[Exercise data]
++++

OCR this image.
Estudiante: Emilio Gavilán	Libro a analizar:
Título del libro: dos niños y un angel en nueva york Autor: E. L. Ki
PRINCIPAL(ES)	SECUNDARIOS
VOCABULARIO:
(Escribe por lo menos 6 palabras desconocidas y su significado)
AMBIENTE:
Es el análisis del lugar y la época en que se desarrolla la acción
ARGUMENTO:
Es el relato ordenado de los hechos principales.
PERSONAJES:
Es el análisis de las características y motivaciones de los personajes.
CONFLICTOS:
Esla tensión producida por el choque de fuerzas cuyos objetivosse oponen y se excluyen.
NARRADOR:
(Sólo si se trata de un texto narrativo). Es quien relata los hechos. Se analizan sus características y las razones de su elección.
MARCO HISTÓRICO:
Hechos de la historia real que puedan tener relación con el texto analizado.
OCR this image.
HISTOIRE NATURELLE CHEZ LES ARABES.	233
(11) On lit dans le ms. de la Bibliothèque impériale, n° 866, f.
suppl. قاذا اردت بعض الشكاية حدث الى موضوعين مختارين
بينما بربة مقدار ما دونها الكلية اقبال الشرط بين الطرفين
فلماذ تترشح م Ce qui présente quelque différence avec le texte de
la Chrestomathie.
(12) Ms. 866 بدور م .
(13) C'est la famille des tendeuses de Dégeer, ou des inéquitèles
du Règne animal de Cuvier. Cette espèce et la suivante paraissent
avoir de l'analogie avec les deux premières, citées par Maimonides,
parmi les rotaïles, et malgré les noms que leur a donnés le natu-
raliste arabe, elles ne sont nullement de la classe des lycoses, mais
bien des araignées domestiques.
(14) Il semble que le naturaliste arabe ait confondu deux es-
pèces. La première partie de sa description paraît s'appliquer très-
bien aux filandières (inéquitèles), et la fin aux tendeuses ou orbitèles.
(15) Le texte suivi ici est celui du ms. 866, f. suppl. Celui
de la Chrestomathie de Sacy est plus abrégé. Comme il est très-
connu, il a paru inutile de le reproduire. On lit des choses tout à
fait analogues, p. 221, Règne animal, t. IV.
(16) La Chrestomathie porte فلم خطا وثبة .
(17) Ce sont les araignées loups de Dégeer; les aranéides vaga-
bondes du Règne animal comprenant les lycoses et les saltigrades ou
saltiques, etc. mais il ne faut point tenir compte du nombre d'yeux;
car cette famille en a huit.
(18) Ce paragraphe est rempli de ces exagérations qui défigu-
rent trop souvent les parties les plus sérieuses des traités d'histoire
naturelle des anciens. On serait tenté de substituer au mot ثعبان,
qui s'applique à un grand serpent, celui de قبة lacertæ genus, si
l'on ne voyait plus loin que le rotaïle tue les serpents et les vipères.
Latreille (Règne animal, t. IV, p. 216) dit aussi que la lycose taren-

++++

[Given problem] Without omitting anything, output the entries exactly.

[Response for this exercise]
OCR this image.
Estudiante: Emilio Gavilán	Libro a analizar:
Título del libro: dos niños y un angel en nueva york Autor: E. L. Ki
PRINCIPAL(ES)	SECUNDARIOS
VOCABULARIO:
(Escribe por lo menos 6 palabras desconocidas y su significado)
AMBIENTE:
Es el análisis del lugar y la época en que se desarrolla la acción
ARGUMENTO:
Es el relato ordenado de los hechos principales.
PERSONAJES:
Es el análisis de las características y motivaciones de los personajes.
CONFLICTOS:
Esla tensión producida por el choque de fuerzas cuyos objetivosse oponen y se excluyen.
NARRADOR:
(Sólo si se trata de un texto narrativo). Es quien relata los hechos. Se analizan sus características y las razones de su elección.
MARCO HISTÓRICO:
Hechos de la historia real que puedan tener relación con el texto analizado.
OCR this image.
HISTOIRE NATURELLE CHEZ LES ARABES.	233
(11) On lit dans le ms. de la Bibliothèque impériale, n° 866, f.
suppl. قاذا اردت بعض الشكاية حدث الى موضوعين مختارين
بينما بربة مقدار ما دونها الكلية اقبال الشرط بين الطرفين
فلماذ تترشح م Ce qui présente quelque différence avec le texte de
la Chrestomathie.
(12) Ms. 866 بدور م .
(13) C'est la famille des tendeuses de Dégeer, ou des inéquitèles
du Règne animal de Cuvier. Cette espèce et la suivante paraissent
avoir de l'analogie avec les deux premières, citées par Maimonides,
parmi les rotaïles, et malgré les noms que leur a donnés le natu-
raliste arabe, elles ne sont nullement de la classe des lycoses, mais
bien des araignées domestiques.
(14) Il semble que le naturaliste arabe ait confondu deux es-
pèces. La première partie de sa description paraît s'appliquer très-
bien aux filandières (inéquitèles), et la fin aux tendeuses ou orbitèles.
(15) Le texte suivi ici est celui du ms. 866, f. suppl. Celui
de la Chrestomathie de Sacy est plus abrégé. Comme il est très-
connu, il a paru inutile de le reproduire. On lit des choses tout à
fait analogues, p. 221, Règne animal, t. IV.
(16) La Chrestomathie porte فلم خطا وثبة .
(17) Ce sont les araignées loups de Dégeer; les aranéides vaga-
bondes du Règne animal comprenant les lycoses et les saltigrades ou
saltiques, etc. mais il ne faut point tenir compte du nombre d'yeux;
car cette famille en a huit.
(18) Ce paragraphe est rempli de ces exagérations qui défigu-
rent trop souvent les parties les plus sérieuses des traités d'histoire
naturelle des anciens. On serait tenté de substituer au mot ثعبان,
qui s'applique à un grand serpent, celui de قبة lacertæ genus, si
l'on ne voyait plus loin que le rotaïle tue les serpents et les vipères.
Latreille (Règne animal, t. IV, p. 216) dit aussi que la lycose taren-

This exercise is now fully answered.